Problem description
Check each line of the records below and collect those that include the word "with".

Stored data:
═══

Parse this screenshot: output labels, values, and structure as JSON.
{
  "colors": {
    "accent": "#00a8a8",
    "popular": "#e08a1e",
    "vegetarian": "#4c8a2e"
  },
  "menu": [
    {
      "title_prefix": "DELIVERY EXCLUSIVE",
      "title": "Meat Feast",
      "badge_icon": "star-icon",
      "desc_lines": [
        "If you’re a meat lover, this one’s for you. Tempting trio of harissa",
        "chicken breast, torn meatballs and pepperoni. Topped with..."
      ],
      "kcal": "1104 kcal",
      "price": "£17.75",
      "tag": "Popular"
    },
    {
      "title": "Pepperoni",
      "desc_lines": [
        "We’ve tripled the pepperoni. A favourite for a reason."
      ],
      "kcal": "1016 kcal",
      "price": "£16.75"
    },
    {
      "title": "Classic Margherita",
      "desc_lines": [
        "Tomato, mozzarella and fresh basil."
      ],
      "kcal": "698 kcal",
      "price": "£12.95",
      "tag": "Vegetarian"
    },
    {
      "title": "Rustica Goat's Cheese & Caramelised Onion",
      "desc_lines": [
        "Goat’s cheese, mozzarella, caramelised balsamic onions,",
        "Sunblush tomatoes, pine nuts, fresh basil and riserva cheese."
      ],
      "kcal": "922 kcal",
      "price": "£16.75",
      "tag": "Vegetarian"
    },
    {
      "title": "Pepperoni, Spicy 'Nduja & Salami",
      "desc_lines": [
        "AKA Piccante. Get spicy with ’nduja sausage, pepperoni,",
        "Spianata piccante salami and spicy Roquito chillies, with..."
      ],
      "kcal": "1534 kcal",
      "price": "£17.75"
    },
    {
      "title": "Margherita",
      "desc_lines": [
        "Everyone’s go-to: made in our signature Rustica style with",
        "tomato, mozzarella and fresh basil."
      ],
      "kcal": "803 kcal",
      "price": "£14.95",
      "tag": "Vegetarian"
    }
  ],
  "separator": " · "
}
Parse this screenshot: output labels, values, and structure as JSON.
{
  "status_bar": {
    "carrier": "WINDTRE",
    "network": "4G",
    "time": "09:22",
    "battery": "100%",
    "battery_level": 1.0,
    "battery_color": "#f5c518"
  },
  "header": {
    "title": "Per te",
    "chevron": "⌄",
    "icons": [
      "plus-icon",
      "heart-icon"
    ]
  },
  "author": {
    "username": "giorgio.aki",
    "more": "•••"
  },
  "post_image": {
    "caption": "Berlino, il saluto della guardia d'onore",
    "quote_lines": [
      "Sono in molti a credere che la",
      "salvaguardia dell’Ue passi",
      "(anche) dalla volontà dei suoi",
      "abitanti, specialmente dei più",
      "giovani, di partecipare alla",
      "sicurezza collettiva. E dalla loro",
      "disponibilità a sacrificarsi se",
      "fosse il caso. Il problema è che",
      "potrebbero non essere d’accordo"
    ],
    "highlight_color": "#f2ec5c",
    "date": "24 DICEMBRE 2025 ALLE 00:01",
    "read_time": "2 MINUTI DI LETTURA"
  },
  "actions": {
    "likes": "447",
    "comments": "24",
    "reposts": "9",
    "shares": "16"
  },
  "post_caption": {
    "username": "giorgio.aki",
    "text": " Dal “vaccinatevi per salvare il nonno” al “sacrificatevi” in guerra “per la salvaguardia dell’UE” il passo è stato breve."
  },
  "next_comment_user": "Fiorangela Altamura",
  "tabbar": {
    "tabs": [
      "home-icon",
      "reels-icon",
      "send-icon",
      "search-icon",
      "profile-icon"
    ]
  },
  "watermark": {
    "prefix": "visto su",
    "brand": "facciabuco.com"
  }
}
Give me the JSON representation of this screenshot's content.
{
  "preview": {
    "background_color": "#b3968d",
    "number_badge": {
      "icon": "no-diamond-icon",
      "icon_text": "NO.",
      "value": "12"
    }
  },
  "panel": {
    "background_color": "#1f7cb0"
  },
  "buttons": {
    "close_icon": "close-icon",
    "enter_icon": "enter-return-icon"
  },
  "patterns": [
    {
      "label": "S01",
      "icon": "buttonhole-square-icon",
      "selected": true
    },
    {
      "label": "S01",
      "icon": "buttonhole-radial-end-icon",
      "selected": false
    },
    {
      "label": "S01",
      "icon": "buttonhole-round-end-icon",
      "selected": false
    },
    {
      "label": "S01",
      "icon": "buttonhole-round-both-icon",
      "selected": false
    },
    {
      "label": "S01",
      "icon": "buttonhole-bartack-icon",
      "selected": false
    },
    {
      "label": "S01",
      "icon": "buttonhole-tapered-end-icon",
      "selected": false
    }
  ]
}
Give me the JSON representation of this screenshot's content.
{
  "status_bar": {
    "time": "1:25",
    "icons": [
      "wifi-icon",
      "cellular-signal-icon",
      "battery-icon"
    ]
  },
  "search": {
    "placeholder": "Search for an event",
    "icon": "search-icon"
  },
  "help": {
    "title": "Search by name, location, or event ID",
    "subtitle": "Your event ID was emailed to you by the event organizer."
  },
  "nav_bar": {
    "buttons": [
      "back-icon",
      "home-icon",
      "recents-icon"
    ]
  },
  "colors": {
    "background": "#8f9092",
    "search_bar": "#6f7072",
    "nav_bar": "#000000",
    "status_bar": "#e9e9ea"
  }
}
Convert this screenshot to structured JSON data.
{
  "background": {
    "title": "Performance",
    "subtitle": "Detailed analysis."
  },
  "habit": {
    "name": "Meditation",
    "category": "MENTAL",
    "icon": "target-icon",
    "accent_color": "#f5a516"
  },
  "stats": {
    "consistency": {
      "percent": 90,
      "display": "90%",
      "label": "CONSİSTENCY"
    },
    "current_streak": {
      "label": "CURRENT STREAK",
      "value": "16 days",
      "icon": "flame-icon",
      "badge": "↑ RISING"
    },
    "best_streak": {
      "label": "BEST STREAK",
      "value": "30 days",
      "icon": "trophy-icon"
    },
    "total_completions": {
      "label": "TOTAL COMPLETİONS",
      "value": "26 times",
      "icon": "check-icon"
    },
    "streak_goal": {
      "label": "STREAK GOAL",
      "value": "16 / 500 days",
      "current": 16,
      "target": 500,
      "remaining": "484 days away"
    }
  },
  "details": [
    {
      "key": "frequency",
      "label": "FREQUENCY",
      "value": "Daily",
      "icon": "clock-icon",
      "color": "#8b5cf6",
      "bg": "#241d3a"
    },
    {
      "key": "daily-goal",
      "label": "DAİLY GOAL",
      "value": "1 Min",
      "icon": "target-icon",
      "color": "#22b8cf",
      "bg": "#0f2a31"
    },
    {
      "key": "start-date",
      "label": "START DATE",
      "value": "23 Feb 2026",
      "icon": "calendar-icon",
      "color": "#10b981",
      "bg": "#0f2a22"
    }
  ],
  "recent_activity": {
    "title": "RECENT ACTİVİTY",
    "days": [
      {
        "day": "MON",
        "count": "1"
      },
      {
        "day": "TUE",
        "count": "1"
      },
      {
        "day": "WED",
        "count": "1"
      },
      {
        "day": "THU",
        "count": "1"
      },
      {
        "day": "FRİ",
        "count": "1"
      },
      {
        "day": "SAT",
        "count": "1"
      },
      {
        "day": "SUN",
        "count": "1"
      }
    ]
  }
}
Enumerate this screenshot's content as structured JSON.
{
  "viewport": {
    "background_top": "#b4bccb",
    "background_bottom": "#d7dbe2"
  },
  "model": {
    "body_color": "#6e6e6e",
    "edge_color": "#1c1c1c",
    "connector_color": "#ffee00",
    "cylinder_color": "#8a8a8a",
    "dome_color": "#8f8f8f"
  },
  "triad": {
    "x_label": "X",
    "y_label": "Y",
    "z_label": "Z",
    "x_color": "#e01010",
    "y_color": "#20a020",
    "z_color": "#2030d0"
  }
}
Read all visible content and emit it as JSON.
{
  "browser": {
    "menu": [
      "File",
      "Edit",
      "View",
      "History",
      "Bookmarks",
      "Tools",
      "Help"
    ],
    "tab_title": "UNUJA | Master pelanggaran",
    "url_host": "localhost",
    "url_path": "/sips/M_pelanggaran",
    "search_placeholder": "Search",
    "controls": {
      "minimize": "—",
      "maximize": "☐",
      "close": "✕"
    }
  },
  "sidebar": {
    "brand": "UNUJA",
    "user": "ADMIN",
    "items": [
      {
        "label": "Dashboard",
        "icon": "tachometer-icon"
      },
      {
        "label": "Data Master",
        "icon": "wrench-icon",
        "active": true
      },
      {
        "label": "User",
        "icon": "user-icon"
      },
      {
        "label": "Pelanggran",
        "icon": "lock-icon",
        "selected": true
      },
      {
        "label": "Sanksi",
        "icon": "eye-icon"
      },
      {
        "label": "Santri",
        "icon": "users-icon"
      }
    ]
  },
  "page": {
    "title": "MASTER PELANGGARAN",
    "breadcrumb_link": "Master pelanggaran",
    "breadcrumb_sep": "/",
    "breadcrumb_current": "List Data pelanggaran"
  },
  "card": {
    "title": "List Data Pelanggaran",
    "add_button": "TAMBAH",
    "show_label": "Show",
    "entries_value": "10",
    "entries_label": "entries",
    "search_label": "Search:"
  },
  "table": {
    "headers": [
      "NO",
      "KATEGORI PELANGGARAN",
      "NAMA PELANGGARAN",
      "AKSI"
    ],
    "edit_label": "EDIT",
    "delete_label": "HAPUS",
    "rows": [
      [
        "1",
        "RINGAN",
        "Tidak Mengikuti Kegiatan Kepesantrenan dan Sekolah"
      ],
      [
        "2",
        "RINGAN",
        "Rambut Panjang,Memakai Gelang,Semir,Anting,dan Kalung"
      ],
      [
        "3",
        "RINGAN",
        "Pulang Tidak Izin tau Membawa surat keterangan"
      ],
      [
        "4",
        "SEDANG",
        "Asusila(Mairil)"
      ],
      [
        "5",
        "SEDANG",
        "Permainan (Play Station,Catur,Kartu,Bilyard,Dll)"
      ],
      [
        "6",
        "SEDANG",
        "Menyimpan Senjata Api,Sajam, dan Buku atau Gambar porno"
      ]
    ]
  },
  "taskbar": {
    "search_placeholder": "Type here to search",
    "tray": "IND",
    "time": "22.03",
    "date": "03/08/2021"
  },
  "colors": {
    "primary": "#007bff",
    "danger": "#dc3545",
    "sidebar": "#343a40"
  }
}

═══

Complete answer
        "chicken breast, torn meatballs and pepperoni. Topped with..."
        "AKA Piccante. Get spicy with ’nduja sausage, pepperoni,",
        "Spianata piccante salami and spicy Roquito chillies, with..."
        "Everyone’s go-to: made in our signature Rustica style with",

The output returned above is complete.